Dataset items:
— Start —
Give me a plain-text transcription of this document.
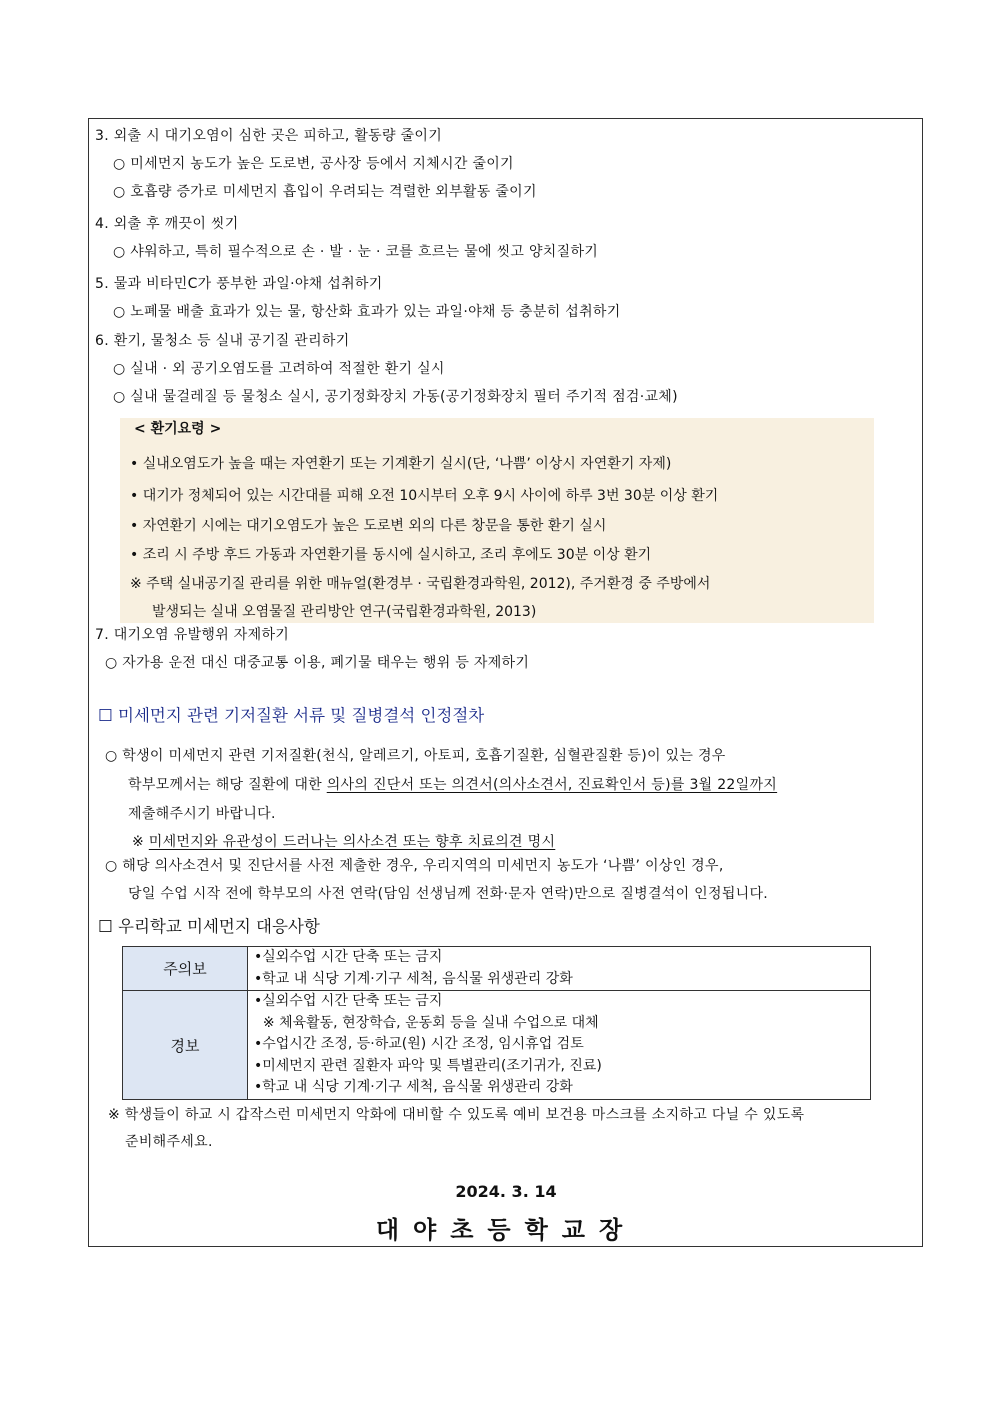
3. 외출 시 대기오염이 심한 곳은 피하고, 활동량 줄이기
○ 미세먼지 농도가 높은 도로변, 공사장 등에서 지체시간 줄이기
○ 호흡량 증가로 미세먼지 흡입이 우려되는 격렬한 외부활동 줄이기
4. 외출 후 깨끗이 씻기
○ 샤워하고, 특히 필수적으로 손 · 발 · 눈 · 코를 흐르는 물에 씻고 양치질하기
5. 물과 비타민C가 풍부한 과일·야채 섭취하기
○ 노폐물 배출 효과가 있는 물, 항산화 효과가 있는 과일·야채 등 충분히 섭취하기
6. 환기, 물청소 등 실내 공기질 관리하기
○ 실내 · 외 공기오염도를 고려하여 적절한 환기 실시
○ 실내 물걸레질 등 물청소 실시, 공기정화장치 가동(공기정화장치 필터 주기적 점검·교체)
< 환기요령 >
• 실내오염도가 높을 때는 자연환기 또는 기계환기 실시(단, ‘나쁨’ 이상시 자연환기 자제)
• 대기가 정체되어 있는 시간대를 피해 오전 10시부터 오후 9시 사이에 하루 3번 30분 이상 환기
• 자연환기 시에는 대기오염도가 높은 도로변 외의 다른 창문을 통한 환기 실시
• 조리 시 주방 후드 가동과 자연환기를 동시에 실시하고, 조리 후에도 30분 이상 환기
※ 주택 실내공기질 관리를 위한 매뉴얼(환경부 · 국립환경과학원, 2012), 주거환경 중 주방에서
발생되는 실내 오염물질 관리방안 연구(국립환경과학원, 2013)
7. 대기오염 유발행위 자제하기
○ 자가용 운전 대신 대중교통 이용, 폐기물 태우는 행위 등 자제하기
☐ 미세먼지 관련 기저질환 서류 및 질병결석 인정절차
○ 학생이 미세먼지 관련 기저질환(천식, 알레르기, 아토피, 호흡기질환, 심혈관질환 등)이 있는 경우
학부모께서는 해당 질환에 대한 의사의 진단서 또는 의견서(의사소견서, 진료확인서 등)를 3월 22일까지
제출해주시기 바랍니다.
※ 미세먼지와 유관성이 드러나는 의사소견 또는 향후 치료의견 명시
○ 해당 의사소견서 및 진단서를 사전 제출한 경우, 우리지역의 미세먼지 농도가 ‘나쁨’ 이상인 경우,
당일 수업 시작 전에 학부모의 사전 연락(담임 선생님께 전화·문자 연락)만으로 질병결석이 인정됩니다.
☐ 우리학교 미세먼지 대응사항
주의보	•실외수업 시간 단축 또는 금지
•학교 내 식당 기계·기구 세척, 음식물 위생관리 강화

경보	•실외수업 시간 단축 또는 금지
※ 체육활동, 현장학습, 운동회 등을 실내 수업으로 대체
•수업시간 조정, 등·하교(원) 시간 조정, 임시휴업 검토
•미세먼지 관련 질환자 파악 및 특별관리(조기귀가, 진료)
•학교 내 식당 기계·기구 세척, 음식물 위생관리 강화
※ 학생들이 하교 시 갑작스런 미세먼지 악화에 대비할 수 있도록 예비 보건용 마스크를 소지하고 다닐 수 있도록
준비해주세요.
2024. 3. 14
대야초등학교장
— End —
Stated goal: Please write out all the data again word for word, but not the pictures.

Exercise response:
Give me a plain-text transcription of this document.
3. 외출 시 대기오염이 심한 곳은 피하고, 활동량 줄이기
○ 미세먼지 농도가 높은 도로변, 공사장 등에서 지체시간 줄이기
○ 호흡량 증가로 미세먼지 흡입이 우려되는 격렬한 외부활동 줄이기
4. 외출 후 깨끗이 씻기
○ 샤워하고, 특히 필수적으로 손 · 발 · 눈 · 코를 흐르는 물에 씻고 양치질하기
5. 물과 비타민C가 풍부한 과일·야채 섭취하기
○ 노폐물 배출 효과가 있는 물, 항산화 효과가 있는 과일·야채 등 충분히 섭취하기
6. 환기, 물청소 등 실내 공기질 관리하기
○ 실내 · 외 공기오염도를 고려하여 적절한 환기 실시
○ 실내 물걸레질 등 물청소 실시, 공기정화장치 가동(공기정화장치 필터 주기적 점검·교체)
< 환기요령 >
• 실내오염도가 높을 때는 자연환기 또는 기계환기 실시(단, ‘나쁨’ 이상시 자연환기 자제)
• 대기가 정체되어 있는 시간대를 피해 오전 10시부터 오후 9시 사이에 하루 3번 30분 이상 환기
• 자연환기 시에는 대기오염도가 높은 도로변 외의 다른 창문을 통한 환기 실시
• 조리 시 주방 후드 가동과 자연환기를 동시에 실시하고, 조리 후에도 30분 이상 환기
※ 주택 실내공기질 관리를 위한 매뉴얼(환경부 · 국립환경과학원, 2012), 주거환경 중 주방에서
발생되는 실내 오염물질 관리방안 연구(국립환경과학원, 2013)
7. 대기오염 유발행위 자제하기
○ 자가용 운전 대신 대중교통 이용, 폐기물 태우는 행위 등 자제하기
☐ 미세먼지 관련 기저질환 서류 및 질병결석 인정절차
○ 학생이 미세먼지 관련 기저질환(천식, 알레르기, 아토피, 호흡기질환, 심혈관질환 등)이 있는 경우
학부모께서는 해당 질환에 대한 의사의 진단서 또는 의견서(의사소견서, 진료확인서 등)를 3월 22일까지
제출해주시기 바랍니다.
※ 미세먼지와 유관성이 드러나는 의사소견 또는 향후 치료의견 명시
○ 해당 의사소견서 및 진단서를 사전 제출한 경우, 우리지역의 미세먼지 농도가 ‘나쁨’ 이상인 경우,
당일 수업 시작 전에 학부모의 사전 연락(담임 선생님께 전화·문자 연락)만으로 질병결석이 인정됩니다.
☐ 우리학교 미세먼지 대응사항
주의보	•실외수업 시간 단축 또는 금지
•학교 내 식당 기계·기구 세척, 음식물 위생관리 강화

경보	•실외수업 시간 단축 또는 금지
※ 체육활동, 현장학습, 운동회 등을 실내 수업으로 대체
•수업시간 조정, 등·하교(원) 시간 조정, 임시휴업 검토
•미세먼지 관련 질환자 파악 및 특별관리(조기귀가, 진료)
•학교 내 식당 기계·기구 세척, 음식물 위생관리 강화
※ 학생들이 하교 시 갑작스런 미세먼지 악화에 대비할 수 있도록 예비 보건용 마스크를 소지하고 다닐 수 있도록
준비해주세요.
2024. 3. 14
대야초등학교장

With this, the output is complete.